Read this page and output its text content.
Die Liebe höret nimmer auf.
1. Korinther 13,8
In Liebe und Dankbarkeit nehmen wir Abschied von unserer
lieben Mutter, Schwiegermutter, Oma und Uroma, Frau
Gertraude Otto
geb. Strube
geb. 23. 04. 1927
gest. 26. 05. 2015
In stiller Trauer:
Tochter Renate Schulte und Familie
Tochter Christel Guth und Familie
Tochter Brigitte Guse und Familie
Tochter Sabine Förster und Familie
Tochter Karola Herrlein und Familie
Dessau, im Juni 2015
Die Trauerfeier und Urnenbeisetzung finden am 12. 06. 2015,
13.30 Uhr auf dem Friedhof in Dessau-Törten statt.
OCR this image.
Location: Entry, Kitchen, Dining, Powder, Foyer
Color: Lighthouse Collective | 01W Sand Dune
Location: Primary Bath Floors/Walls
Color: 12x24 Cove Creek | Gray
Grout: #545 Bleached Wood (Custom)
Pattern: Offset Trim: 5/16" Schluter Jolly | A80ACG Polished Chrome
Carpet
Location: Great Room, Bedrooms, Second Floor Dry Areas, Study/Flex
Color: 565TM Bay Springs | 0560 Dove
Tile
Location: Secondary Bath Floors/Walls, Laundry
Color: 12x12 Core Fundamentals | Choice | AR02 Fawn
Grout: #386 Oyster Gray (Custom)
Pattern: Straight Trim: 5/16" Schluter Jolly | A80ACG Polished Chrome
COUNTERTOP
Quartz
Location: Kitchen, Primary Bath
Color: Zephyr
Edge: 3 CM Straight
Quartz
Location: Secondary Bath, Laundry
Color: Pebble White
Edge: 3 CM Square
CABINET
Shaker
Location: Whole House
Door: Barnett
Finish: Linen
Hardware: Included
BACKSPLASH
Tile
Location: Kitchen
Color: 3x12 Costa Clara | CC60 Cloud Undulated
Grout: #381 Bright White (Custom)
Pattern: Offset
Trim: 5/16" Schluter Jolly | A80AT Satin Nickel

...

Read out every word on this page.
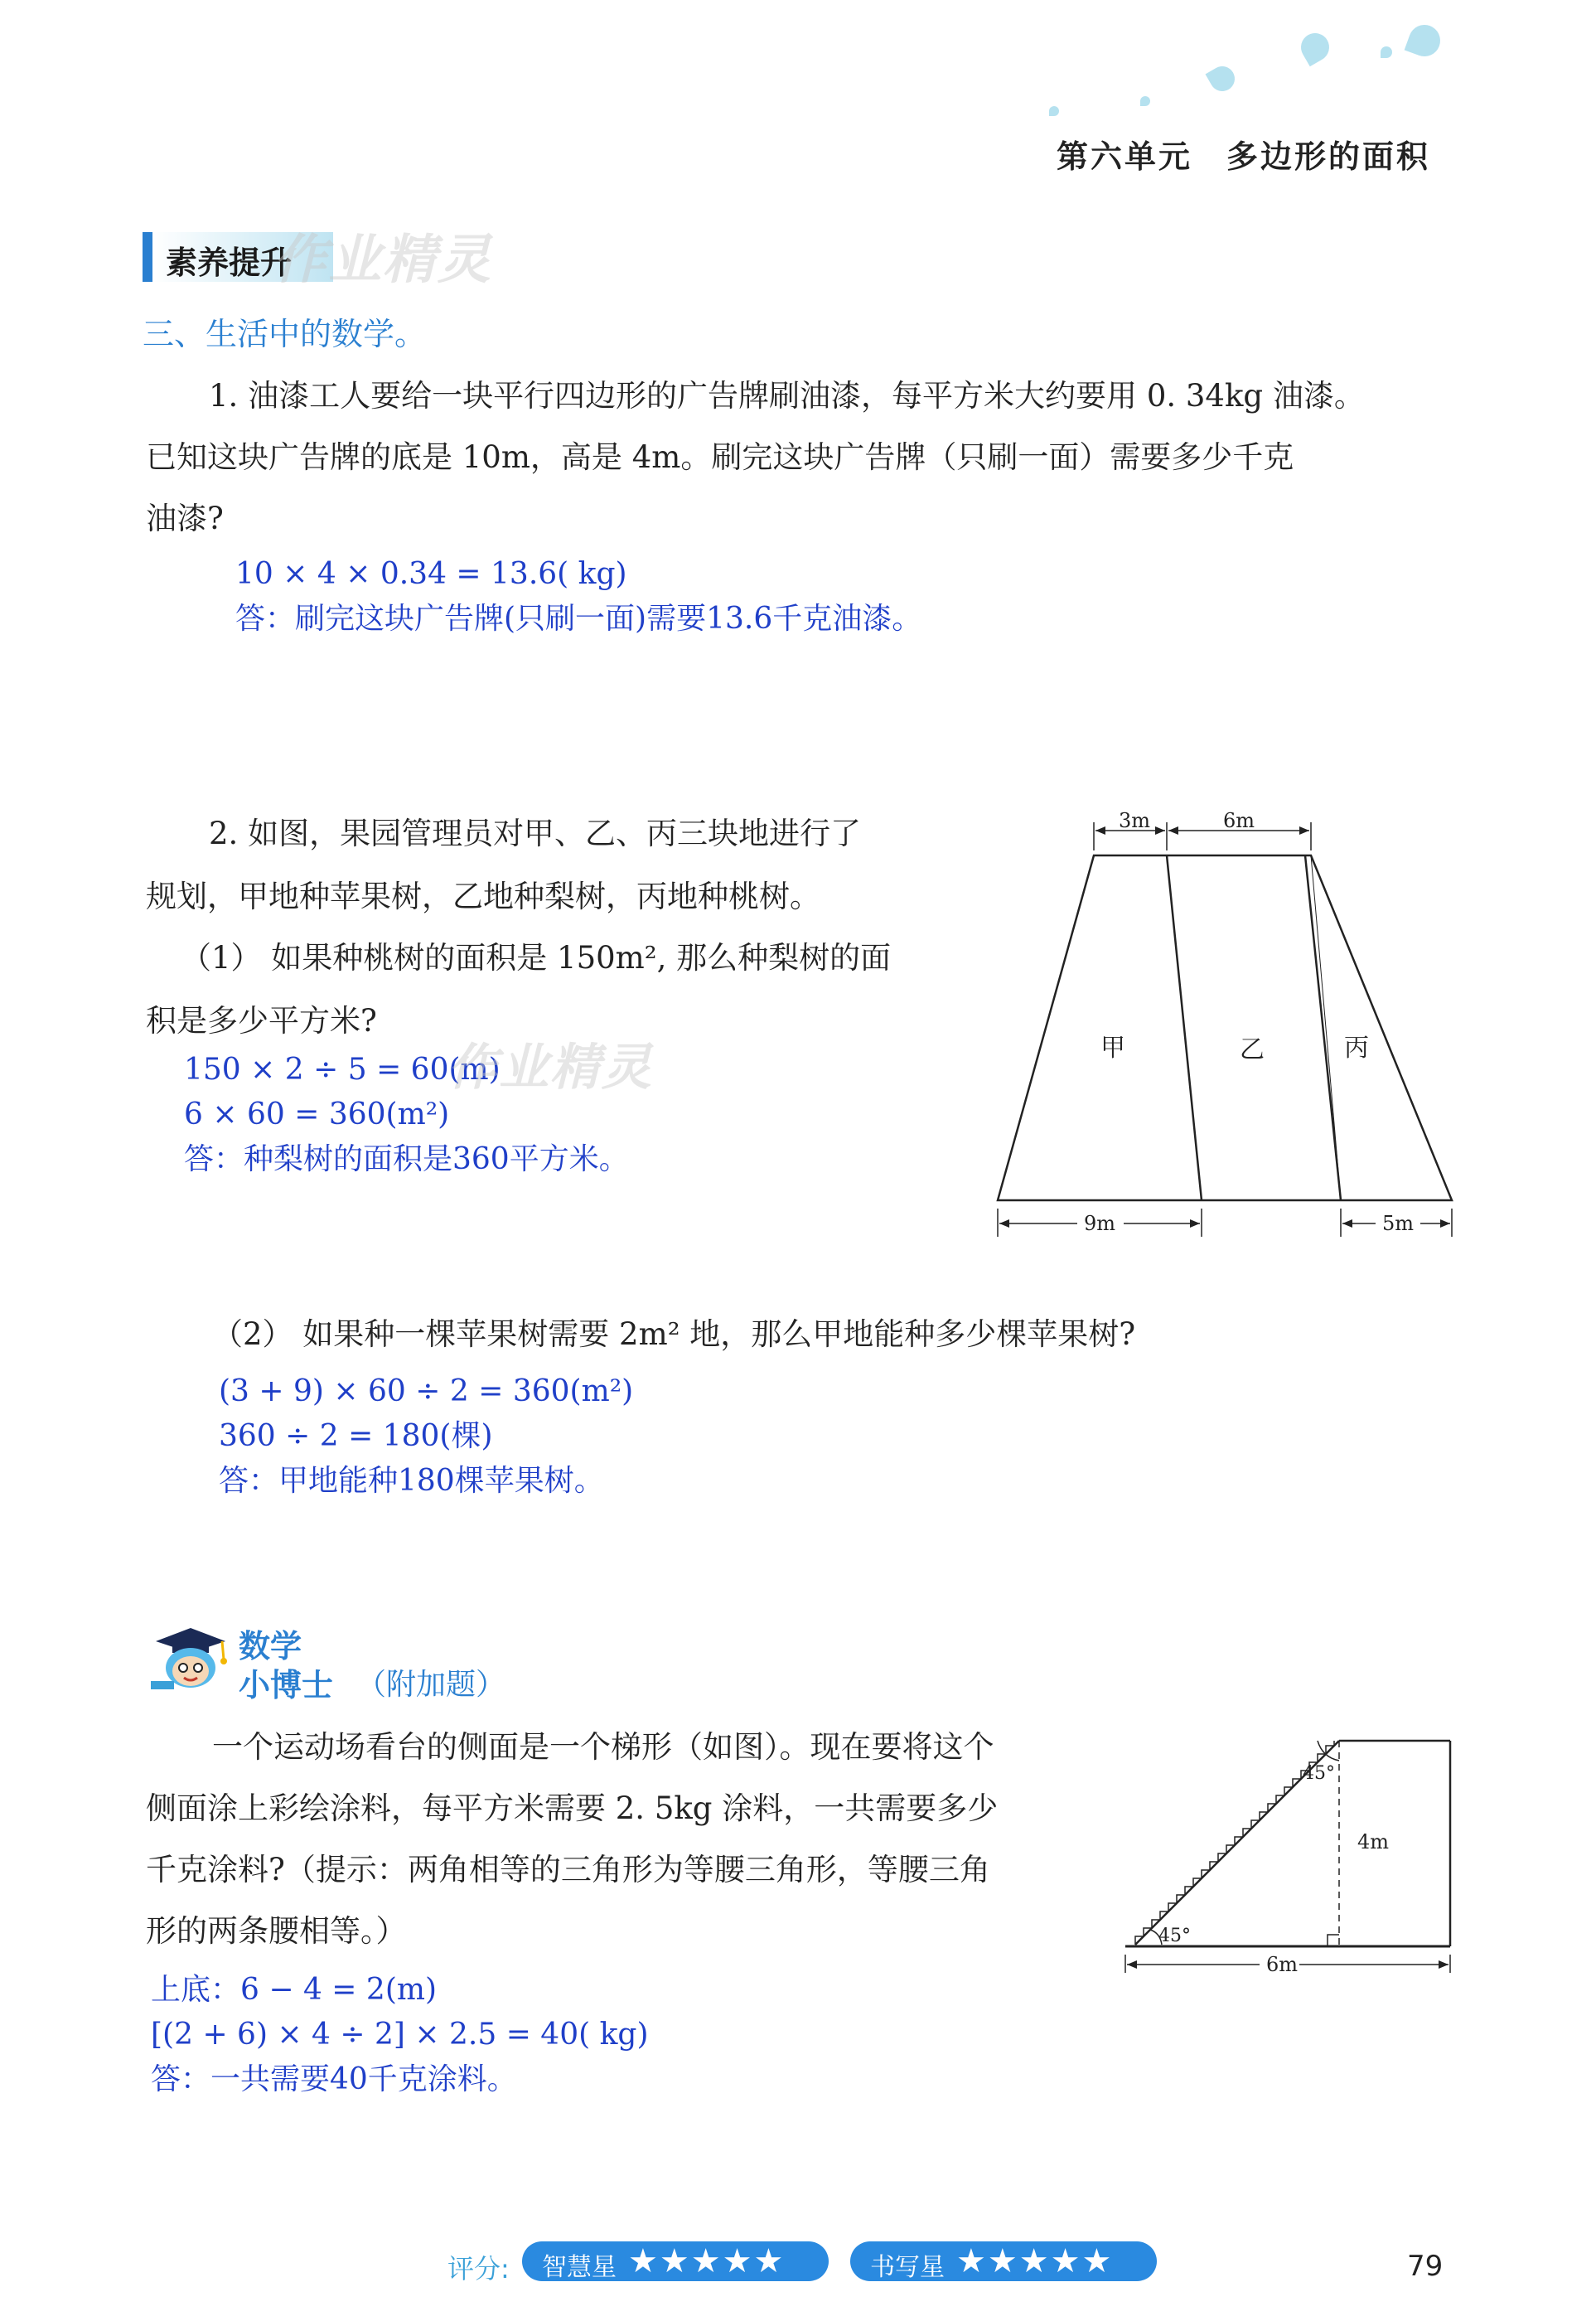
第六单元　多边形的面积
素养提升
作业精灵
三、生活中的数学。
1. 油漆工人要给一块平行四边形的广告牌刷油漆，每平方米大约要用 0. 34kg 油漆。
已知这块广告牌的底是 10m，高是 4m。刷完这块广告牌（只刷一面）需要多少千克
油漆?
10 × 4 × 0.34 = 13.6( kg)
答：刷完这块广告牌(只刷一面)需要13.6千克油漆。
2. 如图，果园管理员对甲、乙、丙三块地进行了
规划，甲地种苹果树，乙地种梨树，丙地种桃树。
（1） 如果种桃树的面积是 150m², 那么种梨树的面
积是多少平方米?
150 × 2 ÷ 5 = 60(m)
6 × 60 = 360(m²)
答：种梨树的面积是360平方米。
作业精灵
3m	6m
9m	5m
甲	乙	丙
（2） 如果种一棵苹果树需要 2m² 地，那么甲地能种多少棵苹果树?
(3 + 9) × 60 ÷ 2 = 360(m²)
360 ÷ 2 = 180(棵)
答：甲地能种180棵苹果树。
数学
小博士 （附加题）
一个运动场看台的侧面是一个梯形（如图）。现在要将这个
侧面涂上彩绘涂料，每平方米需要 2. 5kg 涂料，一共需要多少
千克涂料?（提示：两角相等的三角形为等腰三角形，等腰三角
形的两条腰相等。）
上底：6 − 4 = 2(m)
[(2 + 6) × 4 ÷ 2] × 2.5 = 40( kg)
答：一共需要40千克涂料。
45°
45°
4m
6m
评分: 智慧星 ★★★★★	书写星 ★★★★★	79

**What you need to do:** Look over the records above and copy each line that includes the string "Custom".

**Task result:**
Grout: #545 Bleached Wood (Custom)
Grout: #386 Oyster Gray (Custom)
Grout: #381 Bright White (Custom)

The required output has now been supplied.